▸ **INSTRUCTIONS FOR THE TASK**: Filter the lines below, copying only those with the string "деталей".

▸ **RECORDS SHOWN**:
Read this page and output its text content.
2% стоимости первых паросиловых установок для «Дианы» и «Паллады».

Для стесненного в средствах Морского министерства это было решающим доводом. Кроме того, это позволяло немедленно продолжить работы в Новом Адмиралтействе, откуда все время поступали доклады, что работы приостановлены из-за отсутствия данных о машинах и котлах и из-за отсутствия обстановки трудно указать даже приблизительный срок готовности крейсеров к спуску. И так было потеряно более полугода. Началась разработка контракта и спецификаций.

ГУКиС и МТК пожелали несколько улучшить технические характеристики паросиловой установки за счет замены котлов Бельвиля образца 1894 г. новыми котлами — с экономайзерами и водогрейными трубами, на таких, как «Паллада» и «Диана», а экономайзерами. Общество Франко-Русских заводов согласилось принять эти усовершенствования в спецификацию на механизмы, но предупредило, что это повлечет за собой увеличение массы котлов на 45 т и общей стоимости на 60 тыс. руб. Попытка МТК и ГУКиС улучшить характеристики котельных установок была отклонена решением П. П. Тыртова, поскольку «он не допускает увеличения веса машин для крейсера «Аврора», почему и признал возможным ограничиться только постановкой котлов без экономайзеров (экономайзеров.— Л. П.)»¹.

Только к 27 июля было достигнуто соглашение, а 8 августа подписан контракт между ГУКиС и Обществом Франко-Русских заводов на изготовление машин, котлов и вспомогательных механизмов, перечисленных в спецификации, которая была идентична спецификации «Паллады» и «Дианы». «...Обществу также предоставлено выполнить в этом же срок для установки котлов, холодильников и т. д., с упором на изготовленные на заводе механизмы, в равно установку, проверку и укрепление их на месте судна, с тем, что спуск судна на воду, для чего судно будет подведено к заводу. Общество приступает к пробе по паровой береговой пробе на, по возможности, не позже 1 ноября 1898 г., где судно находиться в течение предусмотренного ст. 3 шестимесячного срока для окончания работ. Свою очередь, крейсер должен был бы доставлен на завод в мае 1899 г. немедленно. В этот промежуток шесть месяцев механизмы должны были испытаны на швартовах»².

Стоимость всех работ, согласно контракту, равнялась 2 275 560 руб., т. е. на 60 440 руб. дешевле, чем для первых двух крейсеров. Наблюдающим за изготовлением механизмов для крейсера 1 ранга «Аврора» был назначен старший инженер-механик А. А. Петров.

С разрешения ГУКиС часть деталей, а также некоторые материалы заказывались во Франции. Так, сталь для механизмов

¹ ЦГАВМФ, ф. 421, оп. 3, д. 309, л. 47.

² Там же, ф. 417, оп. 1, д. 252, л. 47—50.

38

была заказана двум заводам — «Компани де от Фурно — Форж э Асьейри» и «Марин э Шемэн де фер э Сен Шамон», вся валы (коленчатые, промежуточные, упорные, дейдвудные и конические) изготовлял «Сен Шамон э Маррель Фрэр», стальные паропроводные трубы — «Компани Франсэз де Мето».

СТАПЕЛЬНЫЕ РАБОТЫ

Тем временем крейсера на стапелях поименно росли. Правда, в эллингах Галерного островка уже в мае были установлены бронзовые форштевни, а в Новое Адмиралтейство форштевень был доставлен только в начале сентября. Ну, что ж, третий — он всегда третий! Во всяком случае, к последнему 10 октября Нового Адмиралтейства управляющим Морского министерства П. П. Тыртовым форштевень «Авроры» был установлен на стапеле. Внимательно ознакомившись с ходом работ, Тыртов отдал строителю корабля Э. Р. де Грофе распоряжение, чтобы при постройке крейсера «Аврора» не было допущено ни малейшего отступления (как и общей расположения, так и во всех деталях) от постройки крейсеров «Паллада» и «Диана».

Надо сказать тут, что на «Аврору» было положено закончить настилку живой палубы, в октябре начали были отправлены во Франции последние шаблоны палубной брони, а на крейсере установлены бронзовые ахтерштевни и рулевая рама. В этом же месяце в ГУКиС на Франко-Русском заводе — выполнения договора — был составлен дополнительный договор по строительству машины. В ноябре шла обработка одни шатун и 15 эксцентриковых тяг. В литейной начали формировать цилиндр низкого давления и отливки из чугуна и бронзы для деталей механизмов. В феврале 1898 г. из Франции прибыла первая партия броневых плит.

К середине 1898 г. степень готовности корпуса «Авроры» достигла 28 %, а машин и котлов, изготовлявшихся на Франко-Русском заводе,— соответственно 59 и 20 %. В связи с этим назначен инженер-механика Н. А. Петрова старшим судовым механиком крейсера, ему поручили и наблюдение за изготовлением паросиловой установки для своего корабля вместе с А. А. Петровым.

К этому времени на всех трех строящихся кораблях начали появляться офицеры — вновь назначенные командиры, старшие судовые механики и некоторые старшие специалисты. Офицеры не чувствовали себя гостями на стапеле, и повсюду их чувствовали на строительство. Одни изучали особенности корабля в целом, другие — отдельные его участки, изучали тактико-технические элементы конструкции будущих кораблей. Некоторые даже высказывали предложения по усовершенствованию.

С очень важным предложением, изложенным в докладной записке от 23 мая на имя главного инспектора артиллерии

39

▸ **OUTPUT FOR THIS EXERCISE**:
С разрешения ГУКиС часть деталей, а также некоторые материалы заказывались во Франции. Так, сталь для механизмов
Надо сказать тут, что на «Аврору» было положено закончить настилку живой палубы, в октябре начали были отправлены во Франции последние шаблоны палубной брони, а на крейсере установлены бронзовые ахтерштевни и рулевая рама. В этом же месяце в ГУКиС на Франко-Русском заводе — выполнения договора — был составлен дополнительный договор по строительству машины. В ноябре шла обработка одни шатун и 15 эксцентриковых тяг. В литейной начали формировать цилиндр низкого давления и отливки из чугуна и бронзы для деталей механизмов. В феврале 1898 г. из Франции прибыла первая партия броневых плит.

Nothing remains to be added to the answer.